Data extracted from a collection
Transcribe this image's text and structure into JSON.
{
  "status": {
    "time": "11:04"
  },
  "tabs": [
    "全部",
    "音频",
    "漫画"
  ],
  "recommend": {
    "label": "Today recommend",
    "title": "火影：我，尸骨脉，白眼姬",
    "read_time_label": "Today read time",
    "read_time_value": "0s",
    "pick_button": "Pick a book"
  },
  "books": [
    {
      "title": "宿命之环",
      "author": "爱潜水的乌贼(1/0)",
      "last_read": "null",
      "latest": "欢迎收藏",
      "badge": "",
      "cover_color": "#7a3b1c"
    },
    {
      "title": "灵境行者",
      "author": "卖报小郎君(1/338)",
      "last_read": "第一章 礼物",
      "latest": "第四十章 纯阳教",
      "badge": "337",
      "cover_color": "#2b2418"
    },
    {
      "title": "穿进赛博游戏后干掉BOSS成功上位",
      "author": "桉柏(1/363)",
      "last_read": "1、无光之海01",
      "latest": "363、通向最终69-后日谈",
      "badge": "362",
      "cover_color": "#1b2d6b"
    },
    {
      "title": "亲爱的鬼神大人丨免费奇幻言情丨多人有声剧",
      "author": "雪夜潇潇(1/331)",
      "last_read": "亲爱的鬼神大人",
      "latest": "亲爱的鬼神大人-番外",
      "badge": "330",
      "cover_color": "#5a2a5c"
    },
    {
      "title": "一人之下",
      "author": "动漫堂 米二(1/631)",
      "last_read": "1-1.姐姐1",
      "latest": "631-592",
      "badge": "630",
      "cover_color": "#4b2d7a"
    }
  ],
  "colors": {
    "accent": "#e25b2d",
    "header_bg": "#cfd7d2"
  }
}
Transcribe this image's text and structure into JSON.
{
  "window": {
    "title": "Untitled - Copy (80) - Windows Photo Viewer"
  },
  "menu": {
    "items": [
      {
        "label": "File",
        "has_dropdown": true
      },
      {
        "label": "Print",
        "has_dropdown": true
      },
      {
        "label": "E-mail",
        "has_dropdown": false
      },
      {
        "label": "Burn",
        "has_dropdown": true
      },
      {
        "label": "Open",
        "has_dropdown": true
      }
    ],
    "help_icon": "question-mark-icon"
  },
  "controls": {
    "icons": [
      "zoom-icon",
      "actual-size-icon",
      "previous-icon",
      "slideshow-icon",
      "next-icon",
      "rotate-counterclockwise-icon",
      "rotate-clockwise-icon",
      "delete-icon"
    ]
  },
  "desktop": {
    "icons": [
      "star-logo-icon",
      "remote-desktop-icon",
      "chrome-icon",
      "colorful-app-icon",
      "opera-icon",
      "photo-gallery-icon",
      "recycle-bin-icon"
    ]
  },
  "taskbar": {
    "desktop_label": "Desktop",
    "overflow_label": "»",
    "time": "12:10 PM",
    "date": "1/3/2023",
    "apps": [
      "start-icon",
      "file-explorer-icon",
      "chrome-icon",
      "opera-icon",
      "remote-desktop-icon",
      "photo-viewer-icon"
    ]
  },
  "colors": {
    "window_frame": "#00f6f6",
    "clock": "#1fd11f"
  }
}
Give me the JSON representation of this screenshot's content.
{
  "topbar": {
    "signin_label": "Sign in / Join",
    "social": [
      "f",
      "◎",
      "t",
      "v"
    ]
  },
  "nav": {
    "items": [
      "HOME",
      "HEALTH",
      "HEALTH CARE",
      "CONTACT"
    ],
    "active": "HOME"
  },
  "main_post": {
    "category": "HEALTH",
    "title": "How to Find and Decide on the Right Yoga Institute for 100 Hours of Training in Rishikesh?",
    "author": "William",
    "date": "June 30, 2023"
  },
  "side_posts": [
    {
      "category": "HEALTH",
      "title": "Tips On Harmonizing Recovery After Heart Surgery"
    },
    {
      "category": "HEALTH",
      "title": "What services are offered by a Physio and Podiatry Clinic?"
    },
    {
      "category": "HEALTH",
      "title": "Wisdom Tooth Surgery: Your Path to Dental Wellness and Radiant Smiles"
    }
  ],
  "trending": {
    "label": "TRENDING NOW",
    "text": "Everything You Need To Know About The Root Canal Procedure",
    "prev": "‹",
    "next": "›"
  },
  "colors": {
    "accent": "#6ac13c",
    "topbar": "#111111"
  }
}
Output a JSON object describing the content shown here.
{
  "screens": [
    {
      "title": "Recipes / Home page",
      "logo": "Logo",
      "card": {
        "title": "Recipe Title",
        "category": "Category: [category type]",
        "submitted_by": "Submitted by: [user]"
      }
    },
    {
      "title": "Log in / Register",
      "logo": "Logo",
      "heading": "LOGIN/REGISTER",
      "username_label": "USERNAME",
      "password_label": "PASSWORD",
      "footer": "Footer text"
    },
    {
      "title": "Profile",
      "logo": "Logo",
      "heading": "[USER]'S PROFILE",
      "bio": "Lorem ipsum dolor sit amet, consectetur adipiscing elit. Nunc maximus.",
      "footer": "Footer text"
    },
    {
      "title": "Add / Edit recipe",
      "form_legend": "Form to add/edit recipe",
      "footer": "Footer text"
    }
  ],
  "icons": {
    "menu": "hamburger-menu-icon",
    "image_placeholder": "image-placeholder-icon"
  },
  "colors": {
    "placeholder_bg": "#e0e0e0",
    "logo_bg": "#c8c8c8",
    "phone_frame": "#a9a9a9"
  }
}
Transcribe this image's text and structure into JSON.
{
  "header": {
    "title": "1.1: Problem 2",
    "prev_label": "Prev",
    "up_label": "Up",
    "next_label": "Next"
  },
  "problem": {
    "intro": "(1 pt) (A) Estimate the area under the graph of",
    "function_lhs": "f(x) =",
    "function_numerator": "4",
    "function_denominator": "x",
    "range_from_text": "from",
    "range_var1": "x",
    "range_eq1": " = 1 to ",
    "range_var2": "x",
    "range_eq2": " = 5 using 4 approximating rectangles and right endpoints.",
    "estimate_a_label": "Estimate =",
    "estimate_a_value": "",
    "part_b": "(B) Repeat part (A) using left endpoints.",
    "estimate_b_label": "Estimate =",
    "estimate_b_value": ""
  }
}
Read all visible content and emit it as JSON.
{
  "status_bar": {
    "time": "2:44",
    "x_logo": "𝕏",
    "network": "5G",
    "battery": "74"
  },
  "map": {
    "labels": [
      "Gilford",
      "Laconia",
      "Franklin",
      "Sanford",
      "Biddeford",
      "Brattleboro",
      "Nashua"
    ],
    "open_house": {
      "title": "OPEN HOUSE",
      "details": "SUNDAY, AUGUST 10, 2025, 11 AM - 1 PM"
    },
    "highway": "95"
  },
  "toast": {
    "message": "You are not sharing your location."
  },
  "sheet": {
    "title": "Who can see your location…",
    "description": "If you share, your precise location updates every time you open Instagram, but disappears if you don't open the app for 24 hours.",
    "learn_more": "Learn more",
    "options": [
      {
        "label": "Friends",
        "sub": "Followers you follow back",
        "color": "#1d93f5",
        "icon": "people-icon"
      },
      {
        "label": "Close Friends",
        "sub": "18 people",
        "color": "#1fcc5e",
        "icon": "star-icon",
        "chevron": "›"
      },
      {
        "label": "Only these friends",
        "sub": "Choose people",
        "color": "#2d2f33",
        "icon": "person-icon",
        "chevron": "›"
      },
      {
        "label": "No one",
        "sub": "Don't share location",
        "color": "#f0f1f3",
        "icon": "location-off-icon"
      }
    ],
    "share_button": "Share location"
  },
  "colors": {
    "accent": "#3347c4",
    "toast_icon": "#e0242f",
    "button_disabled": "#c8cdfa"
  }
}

_Task goal_
Using the records above, gather all lines where the string "Today" is present.

_Response_
    "label": "Today recommend",
    "read_time_label": "Today read time",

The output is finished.